Required task: Extract all lines that hold "各位亲友" from the records below.

Data records:

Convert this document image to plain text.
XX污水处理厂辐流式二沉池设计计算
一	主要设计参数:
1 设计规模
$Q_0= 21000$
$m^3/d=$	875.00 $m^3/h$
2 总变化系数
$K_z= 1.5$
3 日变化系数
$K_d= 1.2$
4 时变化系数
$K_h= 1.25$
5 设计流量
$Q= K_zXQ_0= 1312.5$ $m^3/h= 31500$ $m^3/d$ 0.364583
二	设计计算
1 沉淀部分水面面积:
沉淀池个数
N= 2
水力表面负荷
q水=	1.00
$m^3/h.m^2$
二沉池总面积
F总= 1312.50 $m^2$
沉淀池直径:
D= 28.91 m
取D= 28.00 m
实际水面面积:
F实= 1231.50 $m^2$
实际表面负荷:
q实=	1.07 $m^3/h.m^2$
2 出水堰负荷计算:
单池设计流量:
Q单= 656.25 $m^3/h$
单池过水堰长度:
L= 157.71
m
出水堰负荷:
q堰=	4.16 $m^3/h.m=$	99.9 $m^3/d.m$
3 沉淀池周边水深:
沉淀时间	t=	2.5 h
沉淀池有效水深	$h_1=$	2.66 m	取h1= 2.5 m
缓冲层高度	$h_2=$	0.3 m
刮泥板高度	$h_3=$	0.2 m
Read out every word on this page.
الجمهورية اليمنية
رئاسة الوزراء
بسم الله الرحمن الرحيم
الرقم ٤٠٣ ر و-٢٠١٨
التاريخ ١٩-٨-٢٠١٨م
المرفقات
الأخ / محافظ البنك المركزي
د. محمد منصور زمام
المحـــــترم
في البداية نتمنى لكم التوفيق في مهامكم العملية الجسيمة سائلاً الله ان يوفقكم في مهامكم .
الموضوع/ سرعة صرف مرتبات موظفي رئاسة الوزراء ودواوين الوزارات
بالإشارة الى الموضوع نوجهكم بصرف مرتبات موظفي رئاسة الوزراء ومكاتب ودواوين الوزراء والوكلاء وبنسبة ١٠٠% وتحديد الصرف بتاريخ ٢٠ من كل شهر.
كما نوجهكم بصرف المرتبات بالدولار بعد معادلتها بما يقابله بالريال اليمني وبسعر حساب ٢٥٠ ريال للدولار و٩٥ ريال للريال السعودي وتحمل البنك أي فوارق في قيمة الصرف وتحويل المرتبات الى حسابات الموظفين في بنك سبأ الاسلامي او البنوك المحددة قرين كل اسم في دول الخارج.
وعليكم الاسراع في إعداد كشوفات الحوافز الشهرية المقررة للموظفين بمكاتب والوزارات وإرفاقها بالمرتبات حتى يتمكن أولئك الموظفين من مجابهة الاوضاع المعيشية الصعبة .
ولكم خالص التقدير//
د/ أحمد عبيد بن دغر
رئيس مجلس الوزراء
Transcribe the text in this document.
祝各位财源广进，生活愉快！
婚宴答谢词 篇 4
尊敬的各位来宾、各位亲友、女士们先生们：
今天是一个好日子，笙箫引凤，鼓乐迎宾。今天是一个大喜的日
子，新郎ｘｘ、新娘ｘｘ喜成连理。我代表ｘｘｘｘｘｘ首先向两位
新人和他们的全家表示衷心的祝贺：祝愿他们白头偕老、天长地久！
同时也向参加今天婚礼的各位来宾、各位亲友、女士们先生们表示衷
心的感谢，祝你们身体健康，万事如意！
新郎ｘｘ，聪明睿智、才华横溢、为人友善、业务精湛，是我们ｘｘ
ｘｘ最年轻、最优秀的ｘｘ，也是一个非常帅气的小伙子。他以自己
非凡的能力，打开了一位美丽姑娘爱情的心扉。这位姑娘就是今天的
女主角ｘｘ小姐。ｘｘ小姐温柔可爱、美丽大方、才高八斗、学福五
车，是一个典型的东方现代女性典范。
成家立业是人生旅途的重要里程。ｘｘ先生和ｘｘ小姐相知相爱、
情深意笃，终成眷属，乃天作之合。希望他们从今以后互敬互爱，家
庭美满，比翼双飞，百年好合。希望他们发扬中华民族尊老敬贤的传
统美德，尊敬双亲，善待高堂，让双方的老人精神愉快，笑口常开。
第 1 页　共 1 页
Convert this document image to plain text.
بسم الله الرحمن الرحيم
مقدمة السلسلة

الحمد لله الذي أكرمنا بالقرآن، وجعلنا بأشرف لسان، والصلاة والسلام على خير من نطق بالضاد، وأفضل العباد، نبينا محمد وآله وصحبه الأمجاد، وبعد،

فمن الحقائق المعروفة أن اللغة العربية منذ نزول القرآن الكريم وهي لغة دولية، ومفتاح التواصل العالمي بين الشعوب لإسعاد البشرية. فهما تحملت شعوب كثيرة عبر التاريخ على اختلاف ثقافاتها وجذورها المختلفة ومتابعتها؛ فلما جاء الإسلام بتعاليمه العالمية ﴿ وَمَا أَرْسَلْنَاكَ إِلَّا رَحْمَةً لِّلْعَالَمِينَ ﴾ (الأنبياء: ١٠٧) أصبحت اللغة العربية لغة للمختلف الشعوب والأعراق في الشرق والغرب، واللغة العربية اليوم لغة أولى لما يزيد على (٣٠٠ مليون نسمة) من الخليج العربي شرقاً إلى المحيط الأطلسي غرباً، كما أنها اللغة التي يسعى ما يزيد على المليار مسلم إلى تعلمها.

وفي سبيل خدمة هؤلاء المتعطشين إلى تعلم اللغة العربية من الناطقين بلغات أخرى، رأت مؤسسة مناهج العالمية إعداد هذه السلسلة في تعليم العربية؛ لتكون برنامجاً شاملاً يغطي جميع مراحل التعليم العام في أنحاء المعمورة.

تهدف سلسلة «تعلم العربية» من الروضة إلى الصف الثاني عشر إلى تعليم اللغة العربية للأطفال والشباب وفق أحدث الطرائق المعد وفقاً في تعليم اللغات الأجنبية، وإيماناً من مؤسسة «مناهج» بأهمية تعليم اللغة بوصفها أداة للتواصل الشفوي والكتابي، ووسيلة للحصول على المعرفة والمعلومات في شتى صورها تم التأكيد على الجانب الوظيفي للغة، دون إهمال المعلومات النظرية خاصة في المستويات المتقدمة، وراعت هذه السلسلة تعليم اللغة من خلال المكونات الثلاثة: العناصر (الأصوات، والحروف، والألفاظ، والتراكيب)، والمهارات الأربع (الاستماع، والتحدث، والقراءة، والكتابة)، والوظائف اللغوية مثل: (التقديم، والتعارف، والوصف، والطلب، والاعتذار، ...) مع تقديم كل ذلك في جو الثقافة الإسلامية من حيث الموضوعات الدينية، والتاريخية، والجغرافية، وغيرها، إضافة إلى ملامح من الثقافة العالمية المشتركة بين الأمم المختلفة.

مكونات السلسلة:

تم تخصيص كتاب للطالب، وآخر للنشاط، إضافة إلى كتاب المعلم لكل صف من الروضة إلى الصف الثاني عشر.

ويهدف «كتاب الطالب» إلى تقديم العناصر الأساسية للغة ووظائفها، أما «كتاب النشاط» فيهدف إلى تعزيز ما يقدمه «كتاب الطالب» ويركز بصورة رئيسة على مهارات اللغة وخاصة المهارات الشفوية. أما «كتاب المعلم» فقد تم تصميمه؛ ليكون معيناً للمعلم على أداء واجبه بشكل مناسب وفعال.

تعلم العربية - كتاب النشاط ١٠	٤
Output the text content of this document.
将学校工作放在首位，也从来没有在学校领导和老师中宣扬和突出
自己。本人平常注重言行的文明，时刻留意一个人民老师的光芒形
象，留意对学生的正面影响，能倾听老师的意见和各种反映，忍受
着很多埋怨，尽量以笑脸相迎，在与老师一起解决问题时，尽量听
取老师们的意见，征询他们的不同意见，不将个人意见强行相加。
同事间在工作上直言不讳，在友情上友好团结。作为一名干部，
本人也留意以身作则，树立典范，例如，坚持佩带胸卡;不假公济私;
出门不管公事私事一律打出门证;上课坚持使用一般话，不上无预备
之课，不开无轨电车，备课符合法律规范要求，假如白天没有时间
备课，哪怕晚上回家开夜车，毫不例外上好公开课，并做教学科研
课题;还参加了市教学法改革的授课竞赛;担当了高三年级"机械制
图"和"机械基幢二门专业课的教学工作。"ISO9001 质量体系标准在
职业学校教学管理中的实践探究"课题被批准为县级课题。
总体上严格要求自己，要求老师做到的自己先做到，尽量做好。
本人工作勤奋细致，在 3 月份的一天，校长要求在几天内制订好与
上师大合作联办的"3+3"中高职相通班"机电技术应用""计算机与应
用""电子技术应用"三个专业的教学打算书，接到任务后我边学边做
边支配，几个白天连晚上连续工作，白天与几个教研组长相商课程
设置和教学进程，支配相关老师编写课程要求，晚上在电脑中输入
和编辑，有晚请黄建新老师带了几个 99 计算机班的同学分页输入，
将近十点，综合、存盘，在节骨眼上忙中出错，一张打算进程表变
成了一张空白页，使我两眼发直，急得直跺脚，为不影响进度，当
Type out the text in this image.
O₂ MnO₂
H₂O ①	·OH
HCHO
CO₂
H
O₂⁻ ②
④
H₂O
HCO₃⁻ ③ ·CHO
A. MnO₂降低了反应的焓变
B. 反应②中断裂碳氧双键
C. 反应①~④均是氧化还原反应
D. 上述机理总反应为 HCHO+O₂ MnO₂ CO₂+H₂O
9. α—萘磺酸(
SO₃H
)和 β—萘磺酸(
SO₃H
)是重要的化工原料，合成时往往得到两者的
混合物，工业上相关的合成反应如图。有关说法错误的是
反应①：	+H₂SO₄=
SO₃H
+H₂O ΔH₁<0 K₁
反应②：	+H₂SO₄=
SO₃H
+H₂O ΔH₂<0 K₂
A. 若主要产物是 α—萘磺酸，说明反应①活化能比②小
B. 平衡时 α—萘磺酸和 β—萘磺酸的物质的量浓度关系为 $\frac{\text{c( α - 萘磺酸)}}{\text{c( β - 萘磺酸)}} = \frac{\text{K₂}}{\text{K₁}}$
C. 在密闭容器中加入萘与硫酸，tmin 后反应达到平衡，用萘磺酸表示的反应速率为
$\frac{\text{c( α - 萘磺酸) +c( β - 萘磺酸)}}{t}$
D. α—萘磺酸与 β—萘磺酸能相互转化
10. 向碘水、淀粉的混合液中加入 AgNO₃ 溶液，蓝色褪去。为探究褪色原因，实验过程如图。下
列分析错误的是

Answer to this task:
尊敬的各位来宾、各位亲友、女士们先生们：
同时也向参加今天婚礼的各位来宾、各位亲友、女士们先生们表示衷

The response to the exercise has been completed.